(Collected data)
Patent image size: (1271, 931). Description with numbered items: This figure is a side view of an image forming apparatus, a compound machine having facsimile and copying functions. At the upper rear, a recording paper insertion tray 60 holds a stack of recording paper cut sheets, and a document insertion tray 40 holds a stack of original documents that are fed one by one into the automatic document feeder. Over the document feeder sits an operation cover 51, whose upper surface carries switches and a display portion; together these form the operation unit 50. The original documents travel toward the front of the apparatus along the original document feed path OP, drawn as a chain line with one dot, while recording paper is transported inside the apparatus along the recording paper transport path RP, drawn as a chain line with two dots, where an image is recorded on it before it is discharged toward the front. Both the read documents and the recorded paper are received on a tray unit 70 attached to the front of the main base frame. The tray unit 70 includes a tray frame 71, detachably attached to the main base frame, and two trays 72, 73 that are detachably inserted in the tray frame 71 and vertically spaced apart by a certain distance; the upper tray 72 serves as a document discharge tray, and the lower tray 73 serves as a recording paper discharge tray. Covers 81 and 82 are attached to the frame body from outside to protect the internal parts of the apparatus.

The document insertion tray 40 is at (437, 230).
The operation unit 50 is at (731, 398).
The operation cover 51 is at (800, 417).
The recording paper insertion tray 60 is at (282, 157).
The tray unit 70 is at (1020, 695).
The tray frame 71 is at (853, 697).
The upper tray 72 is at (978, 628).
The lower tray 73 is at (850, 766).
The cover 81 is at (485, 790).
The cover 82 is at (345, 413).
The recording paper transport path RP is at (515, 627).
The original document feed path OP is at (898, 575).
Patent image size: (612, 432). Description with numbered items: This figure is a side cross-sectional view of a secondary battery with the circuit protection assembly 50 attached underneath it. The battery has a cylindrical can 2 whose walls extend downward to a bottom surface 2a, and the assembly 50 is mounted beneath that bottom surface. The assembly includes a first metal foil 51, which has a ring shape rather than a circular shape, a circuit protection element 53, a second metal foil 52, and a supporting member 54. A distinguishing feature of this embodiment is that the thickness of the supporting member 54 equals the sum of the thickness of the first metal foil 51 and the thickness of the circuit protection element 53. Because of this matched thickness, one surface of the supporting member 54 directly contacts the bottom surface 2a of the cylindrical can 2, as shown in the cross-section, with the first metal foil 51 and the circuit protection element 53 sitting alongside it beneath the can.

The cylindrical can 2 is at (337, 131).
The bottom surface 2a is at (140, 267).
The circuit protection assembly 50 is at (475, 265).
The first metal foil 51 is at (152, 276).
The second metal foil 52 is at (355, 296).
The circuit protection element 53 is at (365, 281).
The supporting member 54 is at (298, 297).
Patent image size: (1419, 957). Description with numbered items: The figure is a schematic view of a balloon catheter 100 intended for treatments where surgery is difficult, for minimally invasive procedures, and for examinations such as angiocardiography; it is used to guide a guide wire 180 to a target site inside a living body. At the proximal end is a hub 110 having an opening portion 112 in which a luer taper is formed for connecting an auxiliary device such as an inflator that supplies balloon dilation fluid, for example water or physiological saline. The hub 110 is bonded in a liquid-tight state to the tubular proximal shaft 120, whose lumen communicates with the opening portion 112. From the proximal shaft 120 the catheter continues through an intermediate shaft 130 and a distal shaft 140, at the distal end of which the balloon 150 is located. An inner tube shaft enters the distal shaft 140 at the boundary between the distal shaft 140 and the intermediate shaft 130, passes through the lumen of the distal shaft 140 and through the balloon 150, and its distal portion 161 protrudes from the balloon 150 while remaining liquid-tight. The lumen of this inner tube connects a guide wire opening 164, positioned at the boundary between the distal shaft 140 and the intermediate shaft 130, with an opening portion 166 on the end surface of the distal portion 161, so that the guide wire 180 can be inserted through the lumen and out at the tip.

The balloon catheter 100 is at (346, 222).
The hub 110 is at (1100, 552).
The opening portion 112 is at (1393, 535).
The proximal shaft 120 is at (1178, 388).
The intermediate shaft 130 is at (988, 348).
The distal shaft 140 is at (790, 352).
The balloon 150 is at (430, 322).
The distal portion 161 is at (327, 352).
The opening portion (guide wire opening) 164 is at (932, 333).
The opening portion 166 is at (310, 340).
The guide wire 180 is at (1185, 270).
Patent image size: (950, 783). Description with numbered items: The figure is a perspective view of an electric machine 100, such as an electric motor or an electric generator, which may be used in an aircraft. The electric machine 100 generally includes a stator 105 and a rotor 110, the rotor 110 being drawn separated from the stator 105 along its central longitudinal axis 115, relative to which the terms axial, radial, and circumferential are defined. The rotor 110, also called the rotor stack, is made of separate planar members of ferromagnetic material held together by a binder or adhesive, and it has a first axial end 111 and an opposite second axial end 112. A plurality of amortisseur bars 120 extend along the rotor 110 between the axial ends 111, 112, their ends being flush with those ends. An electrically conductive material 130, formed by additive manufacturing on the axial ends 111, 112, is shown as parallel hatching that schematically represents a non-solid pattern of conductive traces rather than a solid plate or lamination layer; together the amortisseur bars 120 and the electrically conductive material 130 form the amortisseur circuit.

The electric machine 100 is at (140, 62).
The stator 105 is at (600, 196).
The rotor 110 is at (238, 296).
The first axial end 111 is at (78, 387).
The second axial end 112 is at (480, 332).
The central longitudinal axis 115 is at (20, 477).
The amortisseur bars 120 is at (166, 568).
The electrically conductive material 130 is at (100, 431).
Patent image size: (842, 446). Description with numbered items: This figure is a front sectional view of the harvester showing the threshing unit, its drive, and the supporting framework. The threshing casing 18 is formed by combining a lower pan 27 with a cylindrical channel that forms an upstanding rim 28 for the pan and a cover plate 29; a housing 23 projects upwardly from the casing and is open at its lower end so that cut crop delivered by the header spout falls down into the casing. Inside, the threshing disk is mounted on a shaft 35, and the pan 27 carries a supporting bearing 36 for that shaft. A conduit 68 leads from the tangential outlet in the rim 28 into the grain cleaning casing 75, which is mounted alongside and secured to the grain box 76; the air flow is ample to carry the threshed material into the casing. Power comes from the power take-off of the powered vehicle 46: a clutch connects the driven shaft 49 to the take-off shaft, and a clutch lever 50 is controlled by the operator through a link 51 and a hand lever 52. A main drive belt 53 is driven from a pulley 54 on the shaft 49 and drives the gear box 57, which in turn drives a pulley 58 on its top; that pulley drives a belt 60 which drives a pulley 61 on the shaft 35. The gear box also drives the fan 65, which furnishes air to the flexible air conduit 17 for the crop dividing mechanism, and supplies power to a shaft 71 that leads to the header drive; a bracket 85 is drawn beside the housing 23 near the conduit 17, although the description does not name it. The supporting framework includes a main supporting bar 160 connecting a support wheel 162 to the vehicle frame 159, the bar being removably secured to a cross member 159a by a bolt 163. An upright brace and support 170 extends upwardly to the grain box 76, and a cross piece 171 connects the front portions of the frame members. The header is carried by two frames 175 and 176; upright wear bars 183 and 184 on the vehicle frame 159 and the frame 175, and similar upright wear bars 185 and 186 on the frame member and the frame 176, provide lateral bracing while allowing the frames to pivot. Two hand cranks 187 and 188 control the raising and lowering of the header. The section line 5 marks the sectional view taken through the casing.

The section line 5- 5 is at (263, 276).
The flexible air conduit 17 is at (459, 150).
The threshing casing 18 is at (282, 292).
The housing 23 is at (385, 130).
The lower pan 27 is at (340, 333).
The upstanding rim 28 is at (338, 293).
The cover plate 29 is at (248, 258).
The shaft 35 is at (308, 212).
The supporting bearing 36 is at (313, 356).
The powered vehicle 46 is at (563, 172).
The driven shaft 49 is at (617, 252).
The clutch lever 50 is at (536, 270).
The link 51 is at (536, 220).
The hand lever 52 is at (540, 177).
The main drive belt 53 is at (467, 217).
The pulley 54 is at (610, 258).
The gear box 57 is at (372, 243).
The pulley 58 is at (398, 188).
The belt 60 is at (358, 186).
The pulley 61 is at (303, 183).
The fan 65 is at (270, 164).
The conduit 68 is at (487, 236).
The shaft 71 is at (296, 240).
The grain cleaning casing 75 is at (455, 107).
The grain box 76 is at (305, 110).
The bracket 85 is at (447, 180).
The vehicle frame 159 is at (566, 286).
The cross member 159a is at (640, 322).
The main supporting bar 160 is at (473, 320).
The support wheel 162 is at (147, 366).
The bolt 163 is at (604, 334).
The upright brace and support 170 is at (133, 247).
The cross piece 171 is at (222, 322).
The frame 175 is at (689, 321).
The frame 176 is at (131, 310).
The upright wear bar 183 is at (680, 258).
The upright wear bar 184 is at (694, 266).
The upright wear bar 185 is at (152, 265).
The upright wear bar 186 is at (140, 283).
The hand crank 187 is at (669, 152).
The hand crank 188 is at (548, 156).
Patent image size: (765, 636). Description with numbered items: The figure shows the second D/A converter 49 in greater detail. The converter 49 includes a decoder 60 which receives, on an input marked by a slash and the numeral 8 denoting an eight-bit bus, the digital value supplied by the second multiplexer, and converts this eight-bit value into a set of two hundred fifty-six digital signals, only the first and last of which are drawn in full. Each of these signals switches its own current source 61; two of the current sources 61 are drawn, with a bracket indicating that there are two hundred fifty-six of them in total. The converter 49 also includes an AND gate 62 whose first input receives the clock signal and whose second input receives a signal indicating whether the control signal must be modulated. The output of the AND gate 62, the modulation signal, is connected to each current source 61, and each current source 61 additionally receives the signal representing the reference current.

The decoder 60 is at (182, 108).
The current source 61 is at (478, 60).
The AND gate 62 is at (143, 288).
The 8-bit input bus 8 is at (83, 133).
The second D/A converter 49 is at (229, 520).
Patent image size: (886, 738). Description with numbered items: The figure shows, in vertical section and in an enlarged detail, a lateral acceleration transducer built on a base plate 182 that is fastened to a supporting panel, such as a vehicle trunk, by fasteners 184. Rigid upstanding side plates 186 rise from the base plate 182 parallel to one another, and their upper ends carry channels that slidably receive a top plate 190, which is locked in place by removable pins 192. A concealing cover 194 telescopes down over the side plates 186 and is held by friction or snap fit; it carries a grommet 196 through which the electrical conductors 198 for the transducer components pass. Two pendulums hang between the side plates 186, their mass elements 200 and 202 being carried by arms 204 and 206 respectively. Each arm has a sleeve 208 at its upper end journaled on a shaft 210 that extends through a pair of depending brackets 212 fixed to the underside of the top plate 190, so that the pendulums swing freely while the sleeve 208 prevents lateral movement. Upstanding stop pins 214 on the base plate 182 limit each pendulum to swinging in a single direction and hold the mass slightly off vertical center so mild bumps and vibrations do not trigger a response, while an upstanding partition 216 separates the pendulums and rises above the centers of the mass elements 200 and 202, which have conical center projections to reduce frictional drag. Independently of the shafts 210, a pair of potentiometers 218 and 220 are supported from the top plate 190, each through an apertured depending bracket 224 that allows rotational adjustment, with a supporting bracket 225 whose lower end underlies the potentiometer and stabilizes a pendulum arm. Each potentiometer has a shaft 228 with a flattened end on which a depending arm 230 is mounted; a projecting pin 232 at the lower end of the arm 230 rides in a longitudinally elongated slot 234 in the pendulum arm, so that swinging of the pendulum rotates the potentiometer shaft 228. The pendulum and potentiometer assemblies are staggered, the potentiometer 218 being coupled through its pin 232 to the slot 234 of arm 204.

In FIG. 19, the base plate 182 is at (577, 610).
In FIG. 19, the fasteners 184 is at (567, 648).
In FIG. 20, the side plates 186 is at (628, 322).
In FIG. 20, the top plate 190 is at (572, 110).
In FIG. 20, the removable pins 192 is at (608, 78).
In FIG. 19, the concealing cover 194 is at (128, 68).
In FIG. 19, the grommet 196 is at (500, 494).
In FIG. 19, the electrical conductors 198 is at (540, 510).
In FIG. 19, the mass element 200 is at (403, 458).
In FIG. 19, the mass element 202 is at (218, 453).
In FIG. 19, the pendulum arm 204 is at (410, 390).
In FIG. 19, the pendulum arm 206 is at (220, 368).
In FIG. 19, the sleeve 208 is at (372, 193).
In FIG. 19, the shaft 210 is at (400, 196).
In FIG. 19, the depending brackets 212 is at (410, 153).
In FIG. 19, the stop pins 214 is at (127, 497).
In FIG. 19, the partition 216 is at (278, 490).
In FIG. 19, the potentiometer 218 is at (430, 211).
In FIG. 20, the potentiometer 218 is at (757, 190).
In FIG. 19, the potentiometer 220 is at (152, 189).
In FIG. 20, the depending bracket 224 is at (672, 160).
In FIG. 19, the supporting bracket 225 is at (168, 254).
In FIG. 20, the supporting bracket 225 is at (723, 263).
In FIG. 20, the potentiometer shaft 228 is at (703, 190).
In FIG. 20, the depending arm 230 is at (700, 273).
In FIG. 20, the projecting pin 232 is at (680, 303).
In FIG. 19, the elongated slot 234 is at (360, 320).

SET EXERCISE - Copy the material above word for word, from the line containing "Patent image size: (765, 636)." up to and including the line containing "The current source 61 is at (478, 60).".

TASK RESPONSE -
Patent image size: (765, 636). Description with numbered items: The figure shows the second D/A converter 49 in greater detail. The converter 49 includes a decoder 60 which receives, on an input marked by a slash and the numeral 8 denoting an eight-bit bus, the digital value supplied by the second multiplexer, and converts this eight-bit value into a set of two hundred fifty-six digital signals, only the first and last of which are drawn in full. Each of these signals switches its own current source 61; two of the current sources 61 are drawn, with a bracket indicating that there are two hundred fifty-six of them in total. The converter 49 also includes an AND gate 62 whose first input receives the clock signal and whose second input receives a signal indicating whether the control signal must be modulated. The output of the AND gate 62, the modulation signal, is connected to each current source 61, and each current source 61 additionally receives the signal representing the reference current.

The decoder 60 is at (182, 108).
The current source 61 is at (478, 60).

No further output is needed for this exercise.